[Dataset listings of figures]
>> begin

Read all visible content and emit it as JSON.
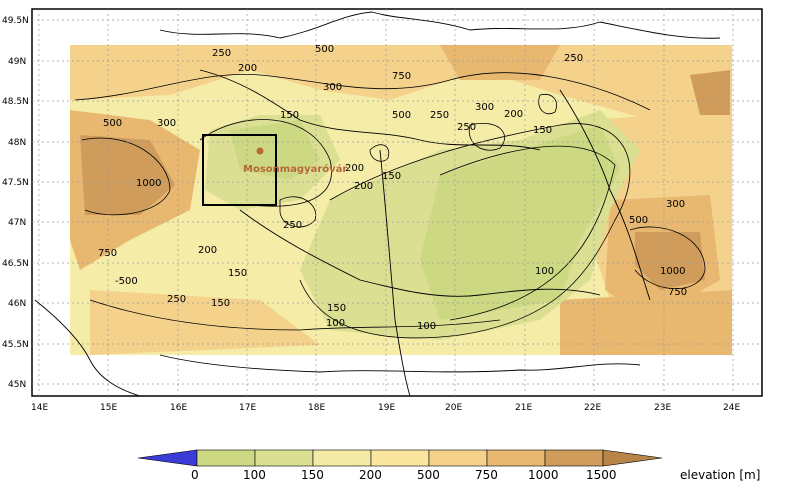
{
  "map": {
    "x_ticks": [
      "14E",
      "15E",
      "16E",
      "17E",
      "18E",
      "19E",
      "20E",
      "21E",
      "22E",
      "23E",
      "24E"
    ],
    "y_ticks": [
      "49.5N",
      "49N",
      "48.5N",
      "48N",
      "47.5N",
      "47N",
      "46.5N",
      "46N",
      "45.5N",
      "45N"
    ],
    "station": "Mosonmagyaróvár",
    "contour_labels": [
      "250",
      "500",
      "200",
      "300",
      "750",
      "250",
      "1000",
      "500",
      "250",
      "300",
      "150",
      "500",
      "250",
      "300",
      "200",
      "150",
      "200",
      "200",
      "150",
      "250",
      "750",
      "-500",
      "200",
      "150",
      "250",
      "150",
      "150",
      "100",
      "100",
      "100",
      "500",
      "300",
      "1000",
      "750"
    ]
  },
  "legend": {
    "ticks": [
      "0",
      "100",
      "150",
      "200",
      "500",
      "750",
      "1000",
      "1500"
    ],
    "title": "elevation [m]",
    "colors": [
      "#3b3bd8",
      "#cdd882",
      "#dadf92",
      "#f2eaa6",
      "#fbe6a0",
      "#f4d28c",
      "#e8b870",
      "#cf9c5c",
      "#b88448"
    ]
  }
}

>> end

AIM OF THE EXERCISE:
Retype the whole listing exactly and leave the pictures out.

THE COMPLETED TASK:
Read all visible content and emit it as JSON.
{
  "map": {
    "x_ticks": [
      "14E",
      "15E",
      "16E",
      "17E",
      "18E",
      "19E",
      "20E",
      "21E",
      "22E",
      "23E",
      "24E"
    ],
    "y_ticks": [
      "49.5N",
      "49N",
      "48.5N",
      "48N",
      "47.5N",
      "47N",
      "46.5N",
      "46N",
      "45.5N",
      "45N"
    ],
    "station": "Mosonmagyaróvár",
    "contour_labels": [
      "250",
      "500",
      "200",
      "300",
      "750",
      "250",
      "1000",
      "500",
      "250",
      "300",
      "150",
      "500",
      "250",
      "300",
      "200",
      "150",
      "200",
      "200",
      "150",
      "250",
      "750",
      "-500",
      "200",
      "150",
      "250",
      "150",
      "150",
      "100",
      "100",
      "100",
      "500",
      "300",
      "1000",
      "750"
    ]
  },
  "legend": {
    "ticks": [
      "0",
      "100",
      "150",
      "200",
      "500",
      "750",
      "1000",
      "1500"
    ],
    "title": "elevation [m]",
    "colors": [
      "#3b3bd8",
      "#cdd882",
      "#dadf92",
      "#f2eaa6",
      "#fbe6a0",
      "#f4d28c",
      "#e8b870",
      "#cf9c5c",
      "#b88448"
    ]
  }
}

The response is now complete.